Supplied entries below:
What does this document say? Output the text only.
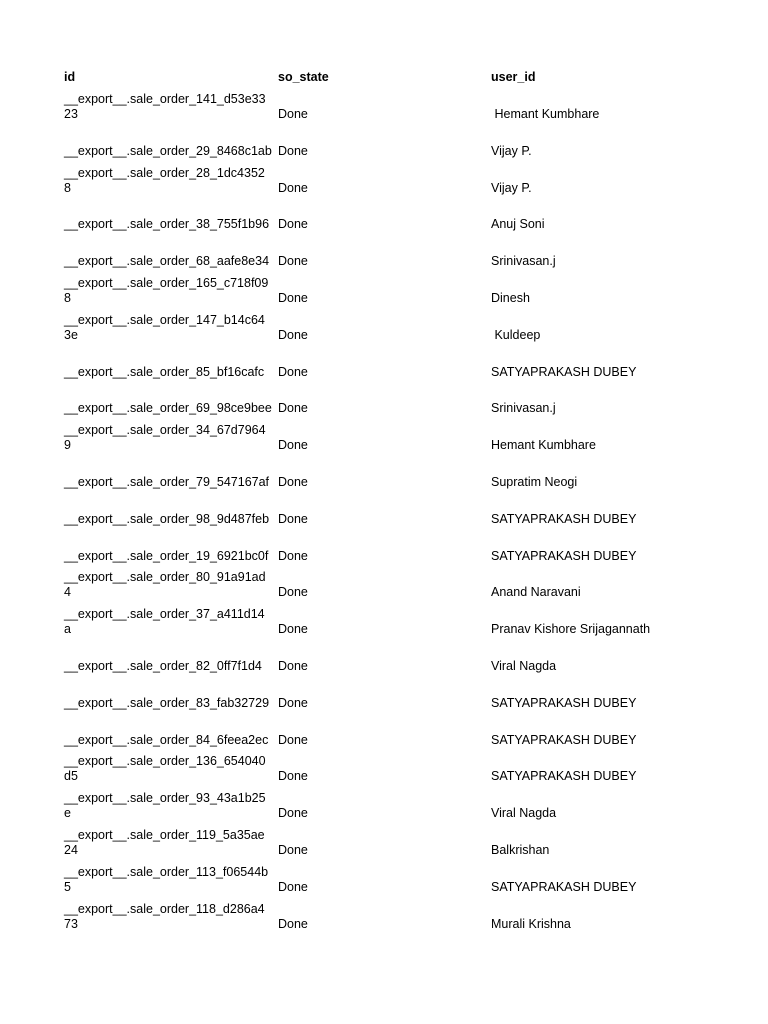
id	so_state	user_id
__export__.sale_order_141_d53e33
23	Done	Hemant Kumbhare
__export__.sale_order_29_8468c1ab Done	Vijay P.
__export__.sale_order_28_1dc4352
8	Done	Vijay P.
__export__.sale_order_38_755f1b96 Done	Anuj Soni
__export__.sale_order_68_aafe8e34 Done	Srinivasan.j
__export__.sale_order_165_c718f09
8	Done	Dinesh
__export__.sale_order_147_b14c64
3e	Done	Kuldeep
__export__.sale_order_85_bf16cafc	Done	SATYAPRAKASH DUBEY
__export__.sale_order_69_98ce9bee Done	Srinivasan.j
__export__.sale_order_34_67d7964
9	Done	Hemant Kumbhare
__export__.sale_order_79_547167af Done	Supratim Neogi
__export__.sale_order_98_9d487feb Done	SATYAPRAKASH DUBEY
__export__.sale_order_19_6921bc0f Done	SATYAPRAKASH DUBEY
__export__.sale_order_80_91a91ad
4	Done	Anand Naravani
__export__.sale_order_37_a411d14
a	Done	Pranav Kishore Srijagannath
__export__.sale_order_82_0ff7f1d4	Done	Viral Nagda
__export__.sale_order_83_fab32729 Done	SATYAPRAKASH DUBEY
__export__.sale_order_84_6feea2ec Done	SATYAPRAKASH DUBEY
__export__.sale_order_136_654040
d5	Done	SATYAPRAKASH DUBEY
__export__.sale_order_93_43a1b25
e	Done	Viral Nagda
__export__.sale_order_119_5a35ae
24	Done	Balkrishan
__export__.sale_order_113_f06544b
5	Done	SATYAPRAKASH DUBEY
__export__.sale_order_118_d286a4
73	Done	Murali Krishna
End of Supplied entries.
> **Assignment**
For each line above that contains the word "Hemant", give the line as it is written.

> **Answer**
23	Done	Hemant Kumbhare
9	Done	Hemant Kumbhare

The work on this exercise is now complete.